GIVEN REQUEST – Would you transcribe the listing that follows, character for character, and omit its images?
++++
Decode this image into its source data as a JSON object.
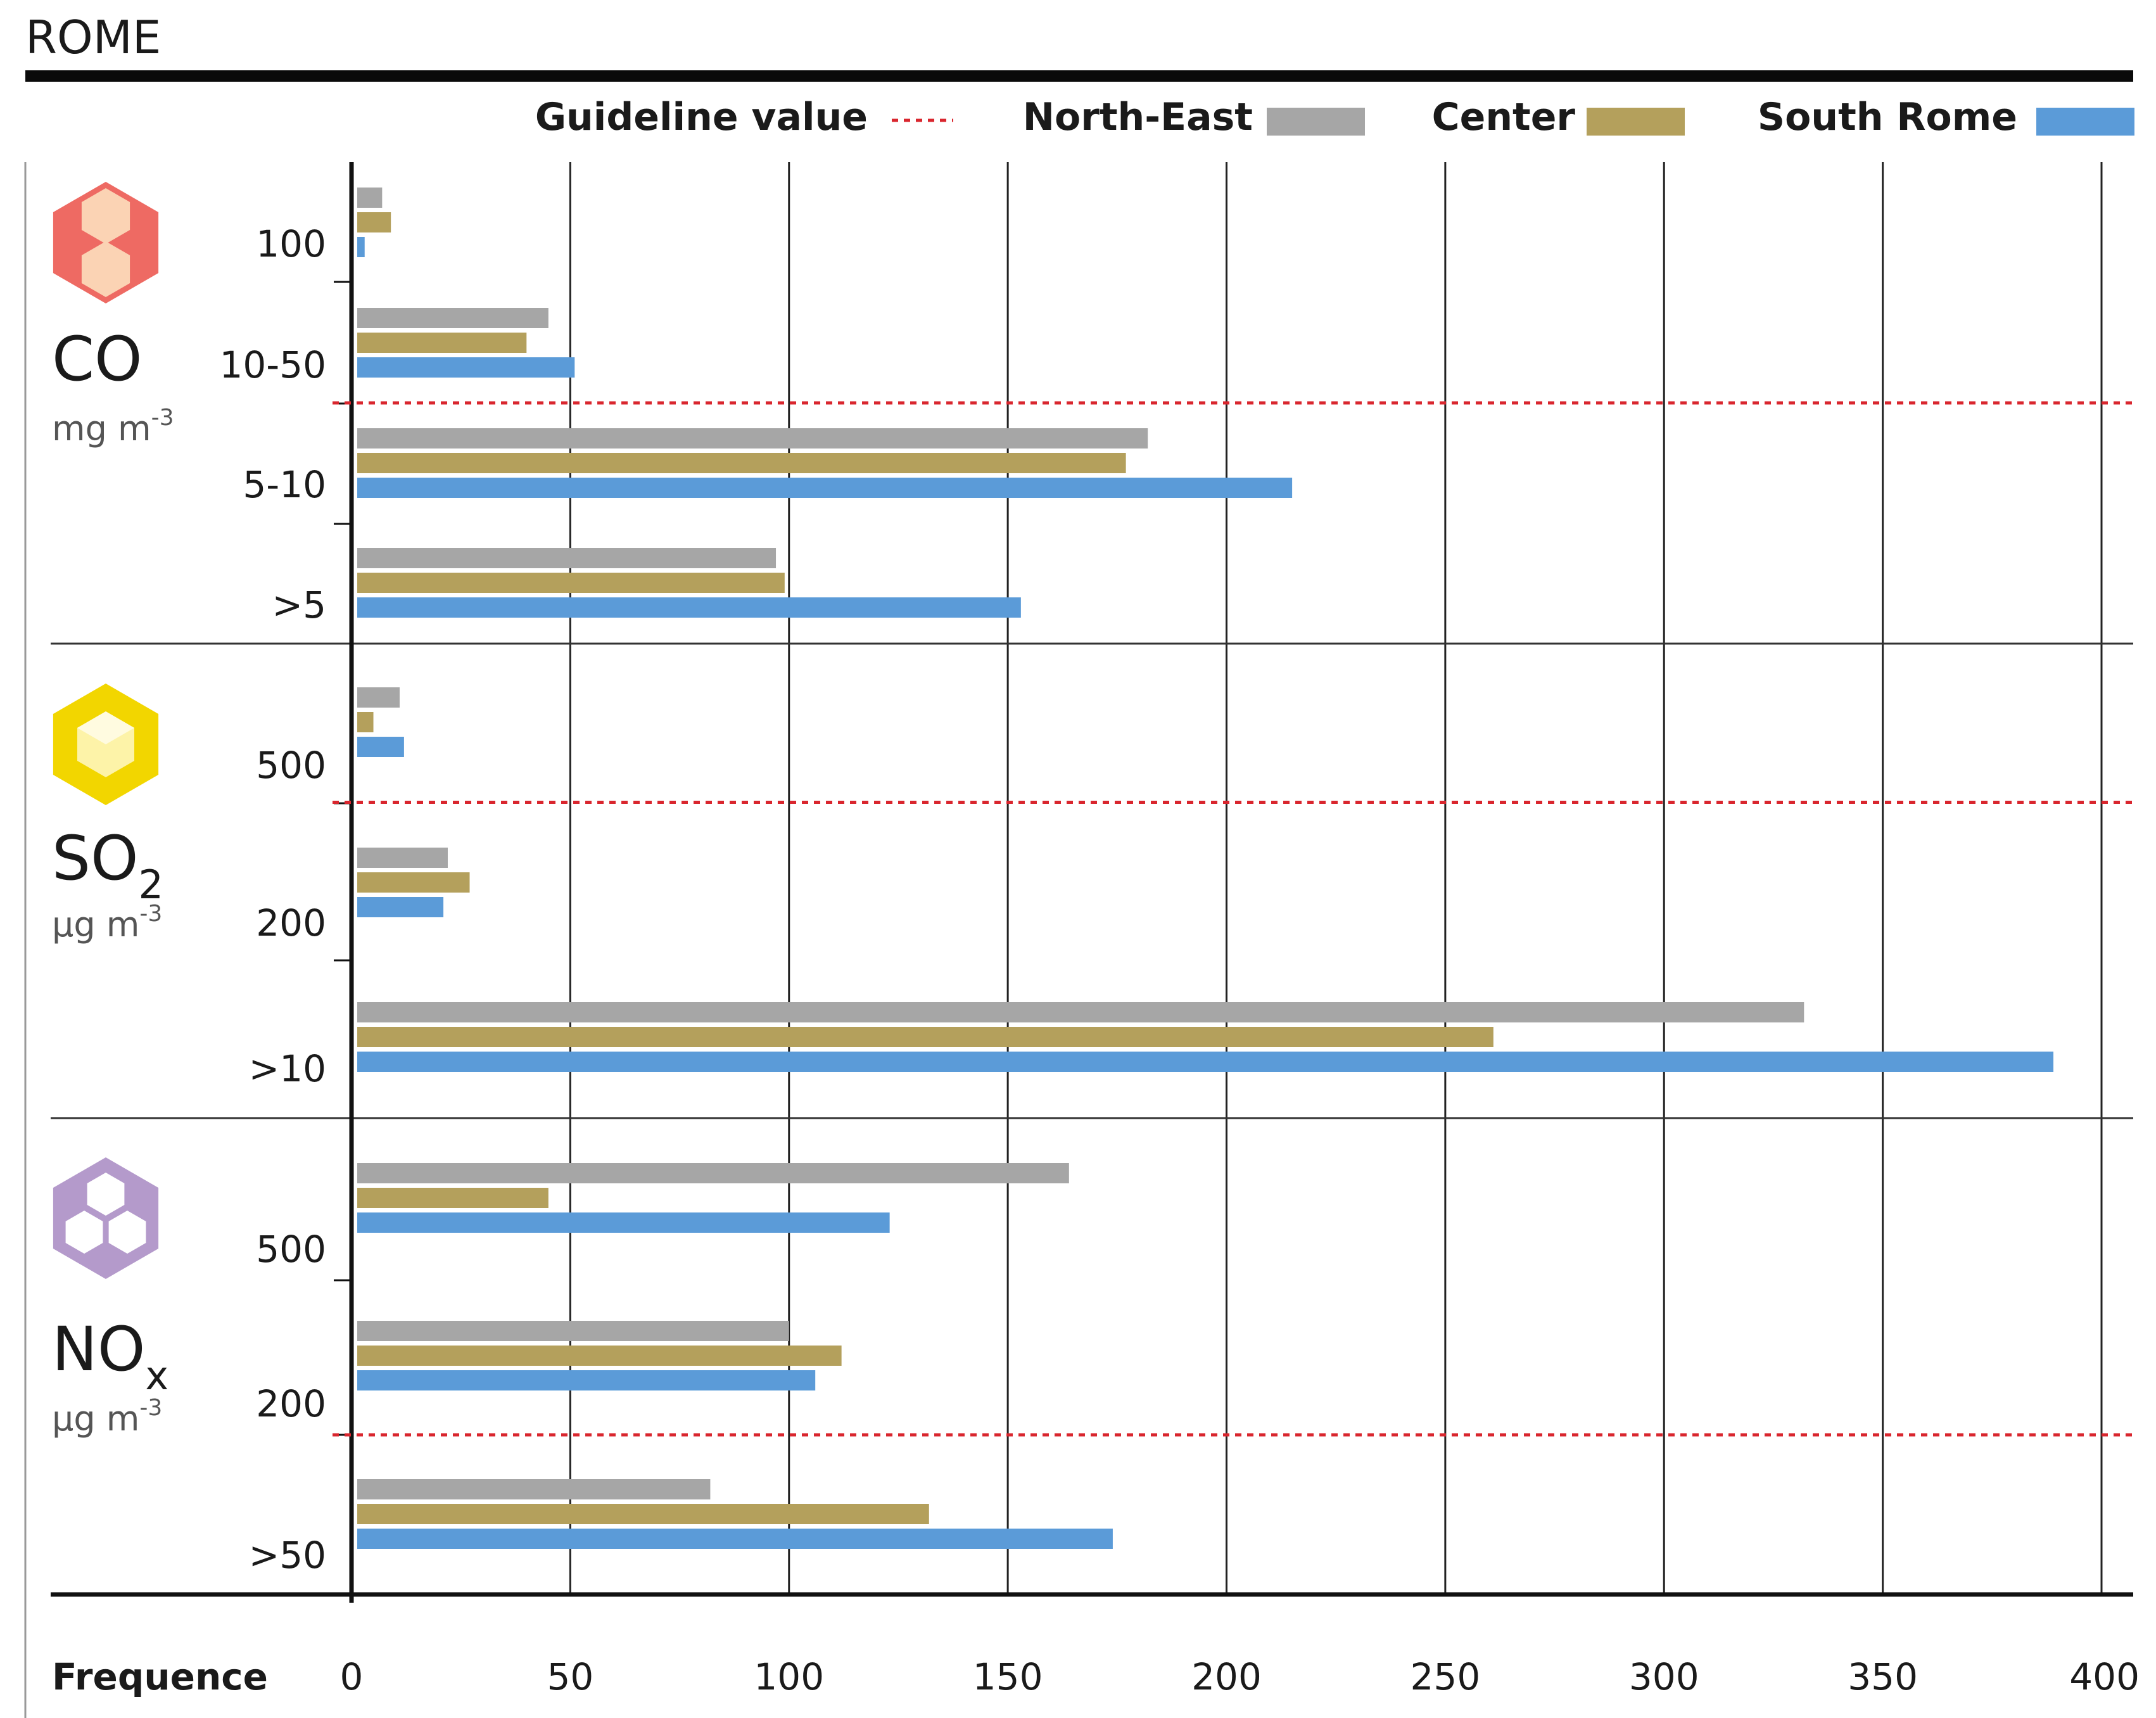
{
  "chart_data": {
    "type": "bar",
    "orientation": "horizontal",
    "title": "ROME",
    "xlabel": "Frequence",
    "xlim": [
      0,
      400
    ],
    "xticks": [
      "0",
      "50",
      "100",
      "150",
      "200",
      "250",
      "300",
      "350",
      "400"
    ],
    "grid": true,
    "legend": {
      "placement": "top",
      "guideline_label": "Guideline value",
      "series": [
        {
          "name": "North-East",
          "color": "#a6a6a6"
        },
        {
          "name": "Center",
          "color": "#b4a05c"
        },
        {
          "name": "South Rome",
          "color": "#5b9bd8"
        }
      ]
    },
    "guideline_color": "#d9262e",
    "panels": [
      {
        "pollutant": "CO",
        "pollutant_sub": "",
        "unit": "mg m",
        "unit_sup": "-3",
        "icon": "co-hexagon-icon",
        "icon_color": "#ee6a63",
        "icon_inner_color": "#fbd3b4",
        "categories": [
          "100",
          "10-50",
          "5-10",
          ">5"
        ],
        "guideline_after_group": 2,
        "values": {
          "North-East": [
            7,
            45,
            182,
            97
          ],
          "Center": [
            9,
            40,
            177,
            99
          ],
          "South Rome": [
            3,
            51,
            215,
            153
          ]
        }
      },
      {
        "pollutant": "SO",
        "pollutant_sub": "2",
        "unit": "µg m",
        "unit_sup": "-3",
        "icon": "so2-hexagon-icon",
        "icon_color": "#f2d600",
        "icon_inner_color": "#fdf3a8",
        "categories": [
          "500",
          "200",
          ">10"
        ],
        "guideline_after_group": 1,
        "values": {
          "North-East": [
            11,
            22,
            332
          ],
          "Center": [
            5,
            27,
            261
          ],
          "South Rome": [
            12,
            21,
            389
          ]
        }
      },
      {
        "pollutant": "NO",
        "pollutant_sub": "x",
        "unit": "µg m",
        "unit_sup": "-3",
        "icon": "nox-hexagon-icon",
        "icon_color": "#b49acb",
        "icon_inner_color": "#ffffff",
        "categories": [
          "500",
          "200",
          ">50"
        ],
        "guideline_after_group": 2,
        "values": {
          "North-East": [
            164,
            100,
            82
          ],
          "Center": [
            45,
            112,
            132
          ],
          "South Rome": [
            123,
            106,
            174
          ]
        }
      }
    ]
  }
}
++++
ANSWER TO THE TASK –
Decode this image into its source data as a JSON object.
{
  "chart_data": {
    "type": "bar",
    "orientation": "horizontal",
    "title": "ROME",
    "xlabel": "Frequence",
    "xlim": [
      0,
      400
    ],
    "xticks": [
      "0",
      "50",
      "100",
      "150",
      "200",
      "250",
      "300",
      "350",
      "400"
    ],
    "grid": true,
    "legend": {
      "placement": "top",
      "guideline_label": "Guideline value",
      "series": [
        {
          "name": "North-East",
          "color": "#a6a6a6"
        },
        {
          "name": "Center",
          "color": "#b4a05c"
        },
        {
          "name": "South Rome",
          "color": "#5b9bd8"
        }
      ]
    },
    "guideline_color": "#d9262e",
    "panels": [
      {
        "pollutant": "CO",
        "pollutant_sub": "",
        "unit": "mg m",
        "unit_sup": "-3",
        "icon": "co-hexagon-icon",
        "icon_color": "#ee6a63",
        "icon_inner_color": "#fbd3b4",
        "categories": [
          "100",
          "10-50",
          "5-10",
          ">5"
        ],
        "guideline_after_group": 2,
        "values": {
          "North-East": [
            7,
            45,
            182,
            97
          ],
          "Center": [
            9,
            40,
            177,
            99
          ],
          "South Rome": [
            3,
            51,
            215,
            153
          ]
        }
      },
      {
        "pollutant": "SO",
        "pollutant_sub": "2",
        "unit": "µg m",
        "unit_sup": "-3",
        "icon": "so2-hexagon-icon",
        "icon_color": "#f2d600",
        "icon_inner_color": "#fdf3a8",
        "categories": [
          "500",
          "200",
          ">10"
        ],
        "guideline_after_group": 1,
        "values": {
          "North-East": [
            11,
            22,
            332
          ],
          "Center": [
            5,
            27,
            261
          ],
          "South Rome": [
            12,
            21,
            389
          ]
        }
      },
      {
        "pollutant": "NO",
        "pollutant_sub": "x",
        "unit": "µg m",
        "unit_sup": "-3",
        "icon": "nox-hexagon-icon",
        "icon_color": "#b49acb",
        "icon_inner_color": "#ffffff",
        "categories": [
          "500",
          "200",
          ">50"
        ],
        "guideline_after_group": 2,
        "values": {
          "North-East": [
            164,
            100,
            82
          ],
          "Center": [
            45,
            112,
            132
          ],
          "South Rome": [
            123,
            106,
            174
          ]
        }
      }
    ]
  }
}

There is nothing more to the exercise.